— Begin —

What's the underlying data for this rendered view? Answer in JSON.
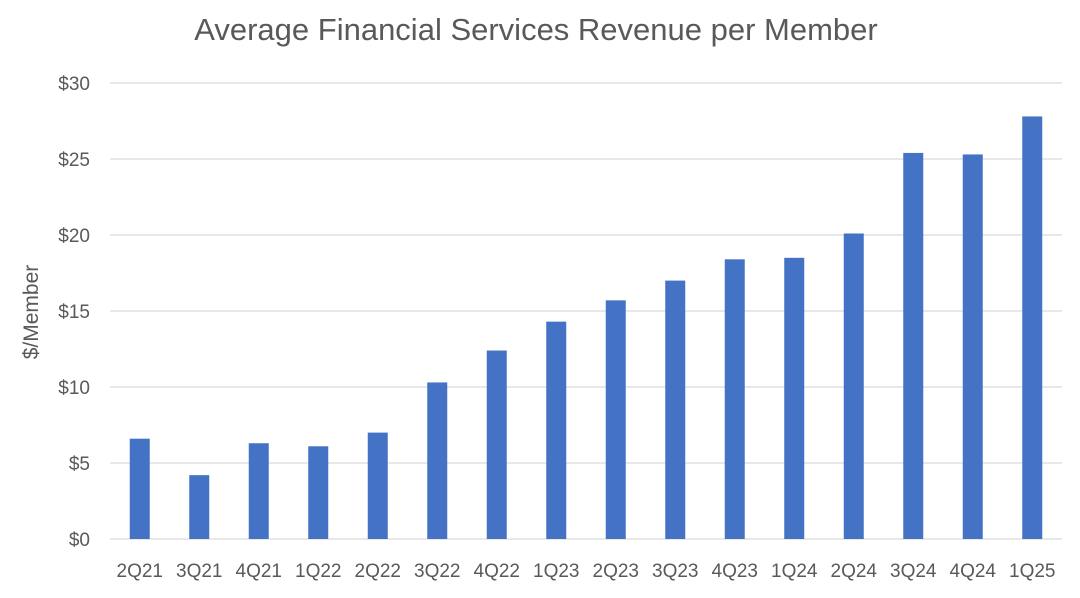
{
  "chart_data": {
    "type": "bar",
    "title": "Average Financial Services Revenue per Member",
    "xlabel": "",
    "ylabel": "$/Member",
    "categories": [
      "2Q21",
      "3Q21",
      "4Q21",
      "1Q22",
      "2Q22",
      "3Q22",
      "4Q22",
      "1Q23",
      "2Q23",
      "3Q23",
      "4Q23",
      "1Q24",
      "2Q24",
      "3Q24",
      "4Q24",
      "1Q25"
    ],
    "values": [
      6.6,
      4.2,
      6.3,
      6.1,
      7.0,
      10.3,
      12.4,
      14.3,
      15.7,
      17.0,
      18.4,
      18.5,
      20.1,
      25.4,
      25.3,
      27.8
    ],
    "ylim": [
      0,
      30
    ],
    "yticks": [
      0,
      5,
      10,
      15,
      20,
      25,
      30
    ],
    "ytick_labels": [
      "$0",
      "$5",
      "$10",
      "$15",
      "$20",
      "$25",
      "$30"
    ],
    "grid": true,
    "legend": "none",
    "bar_color": "#4472c4"
  }
}
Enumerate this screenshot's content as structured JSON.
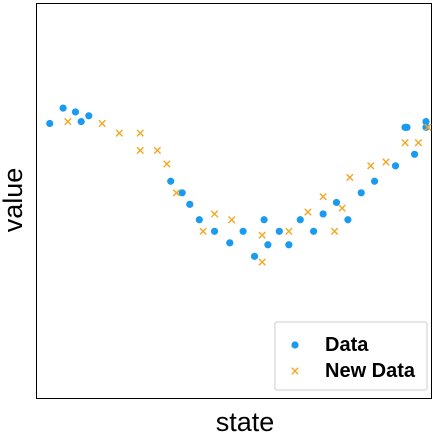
{
  "chart_data": {
    "type": "scatter",
    "xlabel": "state",
    "ylabel": "value",
    "xlim": [
      0,
      20
    ],
    "ylim": [
      0,
      10
    ],
    "grid": false,
    "ticks_visible": false,
    "legend_position": "bottom-right",
    "series": [
      {
        "name": "Data",
        "marker": "circle",
        "color": "#1a9bf0",
        "points": [
          [
            0.25,
            7.0
          ],
          [
            0.95,
            7.4
          ],
          [
            1.6,
            7.3
          ],
          [
            1.9,
            7.05
          ],
          [
            2.3,
            7.2
          ],
          [
            6.6,
            5.5
          ],
          [
            7.2,
            5.2
          ],
          [
            7.6,
            4.9
          ],
          [
            8.1,
            4.5
          ],
          [
            8.9,
            4.2
          ],
          [
            9.7,
            3.9
          ],
          [
            10.4,
            4.2
          ],
          [
            11.0,
            3.55
          ],
          [
            11.5,
            4.5
          ],
          [
            11.7,
            3.85
          ],
          [
            12.3,
            4.2
          ],
          [
            12.8,
            3.85
          ],
          [
            13.4,
            4.5
          ],
          [
            14.1,
            4.2
          ],
          [
            14.6,
            4.65
          ],
          [
            15.3,
            4.95
          ],
          [
            15.9,
            4.5
          ],
          [
            16.6,
            5.2
          ],
          [
            17.3,
            5.5
          ],
          [
            18.4,
            5.9
          ],
          [
            19.4,
            6.2
          ],
          [
            20.0,
            6.9
          ],
          [
            19.0,
            6.9
          ],
          [
            18.9,
            6.9
          ],
          [
            20.0,
            7.05
          ]
        ]
      },
      {
        "name": "New Data",
        "marker": "x",
        "color": "#f5a623",
        "points": [
          [
            1.2,
            7.05
          ],
          [
            3.0,
            7.0
          ],
          [
            3.9,
            6.75
          ],
          [
            5.0,
            6.75
          ],
          [
            5.0,
            6.3
          ],
          [
            5.9,
            6.3
          ],
          [
            6.4,
            5.95
          ],
          [
            6.9,
            5.2
          ],
          [
            8.3,
            4.2
          ],
          [
            8.9,
            4.65
          ],
          [
            9.8,
            4.5
          ],
          [
            11.4,
            4.1
          ],
          [
            11.4,
            3.4
          ],
          [
            12.8,
            4.2
          ],
          [
            13.8,
            4.7
          ],
          [
            14.6,
            5.1
          ],
          [
            15.2,
            4.2
          ],
          [
            15.6,
            4.8
          ],
          [
            16.0,
            5.6
          ],
          [
            17.1,
            5.9
          ],
          [
            17.9,
            6.0
          ],
          [
            18.9,
            6.5
          ],
          [
            19.6,
            6.5
          ],
          [
            20.1,
            6.9
          ]
        ]
      }
    ]
  },
  "legend": {
    "items": [
      {
        "label": "Data",
        "marker": "circle",
        "color": "#1a9bf0"
      },
      {
        "label": "New Data",
        "marker": "x",
        "color": "#f5a623"
      }
    ]
  }
}
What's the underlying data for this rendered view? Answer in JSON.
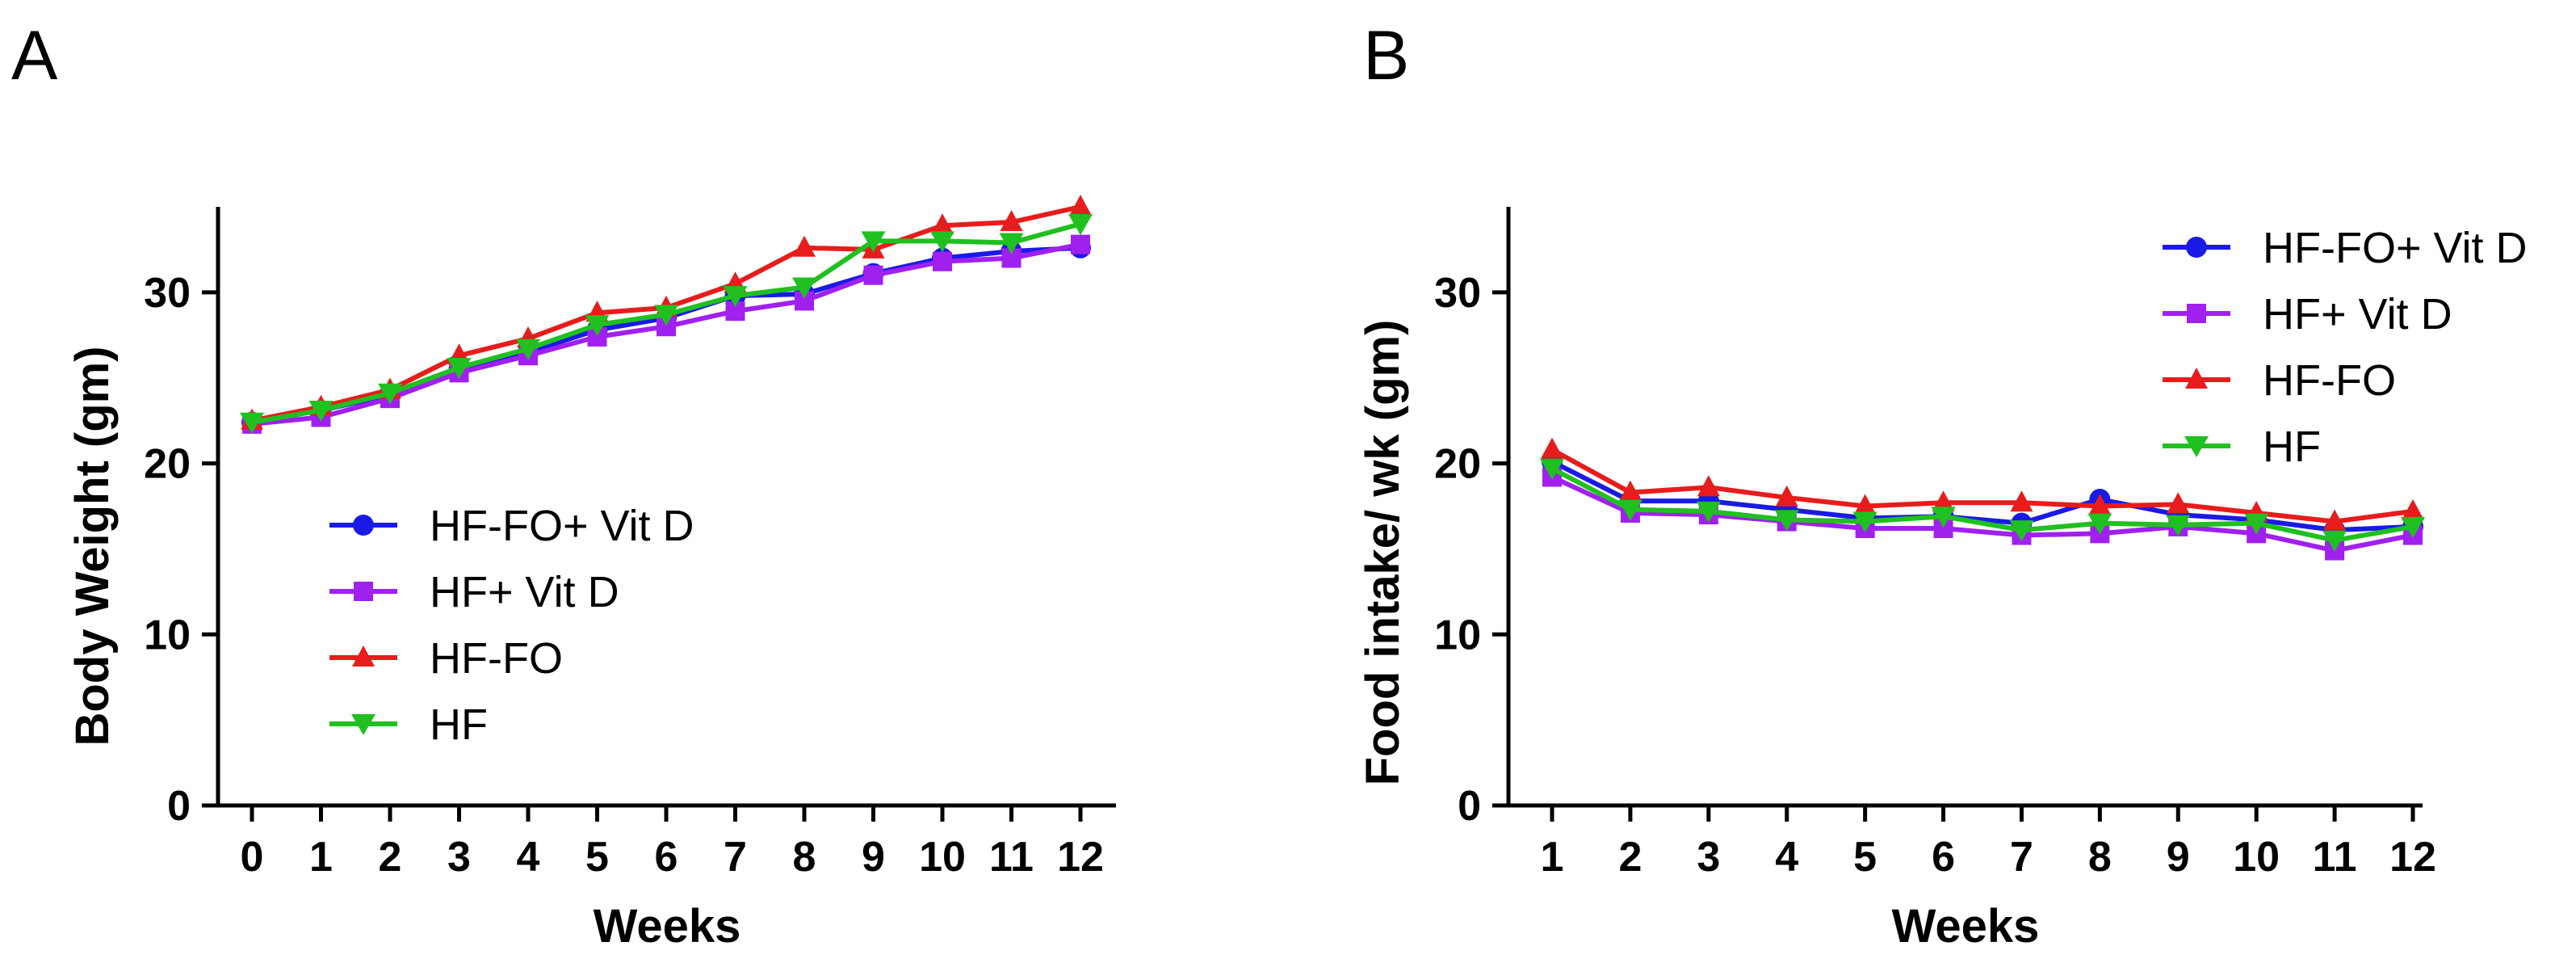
{
  "chart_data": [
    {
      "panel_label": "A",
      "type": "line",
      "title": "",
      "xlabel": "Weeks",
      "ylabel": "Body Weight (gm)",
      "x": [
        0,
        1,
        2,
        3,
        4,
        5,
        6,
        7,
        8,
        9,
        10,
        11,
        12
      ],
      "xlim": [
        0,
        12
      ],
      "ylim": [
        0,
        35
      ],
      "yticks": [
        0,
        10,
        20,
        30
      ],
      "grid": false,
      "legend_position": "center-left",
      "series": [
        {
          "name": "HF-FO+ Vit D",
          "color": "#1a1ae6",
          "marker": "circle",
          "values": [
            22.4,
            23.1,
            24.0,
            25.5,
            26.5,
            27.8,
            28.5,
            29.8,
            29.9,
            31.1,
            32.0,
            32.4,
            32.6
          ]
        },
        {
          "name": "HF+ Vit D",
          "color": "#a020f0",
          "marker": "square",
          "values": [
            22.3,
            22.7,
            23.8,
            25.3,
            26.3,
            27.4,
            28.0,
            28.9,
            29.5,
            31.0,
            31.8,
            32.0,
            32.8
          ]
        },
        {
          "name": "HF-FO",
          "color": "#e81c1c",
          "marker": "triangle-up",
          "values": [
            22.5,
            23.3,
            24.3,
            26.3,
            27.3,
            28.8,
            29.1,
            30.5,
            32.6,
            32.5,
            33.9,
            34.1,
            35.0
          ]
        },
        {
          "name": "HF",
          "color": "#1fc01f",
          "marker": "triangle-down",
          "values": [
            22.4,
            23.1,
            24.1,
            25.6,
            26.7,
            28.1,
            28.7,
            29.8,
            30.3,
            33.0,
            33.0,
            32.9,
            34.0
          ]
        }
      ]
    },
    {
      "panel_label": "B",
      "type": "line",
      "title": "",
      "xlabel": "Weeks",
      "ylabel": "Food intake/ wk (gm)",
      "x": [
        1,
        2,
        3,
        4,
        5,
        6,
        7,
        8,
        9,
        10,
        11,
        12
      ],
      "xlim": [
        1,
        12
      ],
      "ylim": [
        0,
        35
      ],
      "yticks": [
        0,
        10,
        20,
        30
      ],
      "grid": false,
      "legend_position": "top-right",
      "series": [
        {
          "name": "HF-FO+ Vit D",
          "color": "#1a1ae6",
          "marker": "circle",
          "values": [
            20.1,
            17.8,
            17.8,
            17.3,
            16.8,
            16.9,
            16.5,
            17.9,
            17.0,
            16.7,
            16.1,
            16.3
          ]
        },
        {
          "name": "HF+ Vit D",
          "color": "#a020f0",
          "marker": "square",
          "values": [
            19.2,
            17.1,
            17.0,
            16.6,
            16.2,
            16.2,
            15.8,
            15.9,
            16.3,
            15.9,
            14.9,
            15.8
          ]
        },
        {
          "name": "HF-FO",
          "color": "#e81c1c",
          "marker": "triangle-up",
          "values": [
            20.8,
            18.3,
            18.6,
            18.0,
            17.5,
            17.7,
            17.7,
            17.5,
            17.6,
            17.1,
            16.6,
            17.2
          ]
        },
        {
          "name": "HF",
          "color": "#1fc01f",
          "marker": "triangle-down",
          "values": [
            19.7,
            17.3,
            17.2,
            16.7,
            16.6,
            16.9,
            16.1,
            16.5,
            16.4,
            16.5,
            15.5,
            16.3
          ]
        }
      ]
    }
  ]
}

— End —

» GIVEN INSTRUCTION: Go through the material line by line. Show each line that contains the string "right".

» SOLUTION FOR THIS PROBLEM:
    "legend_position": "bottom-right",
      "legend_position": "top-right",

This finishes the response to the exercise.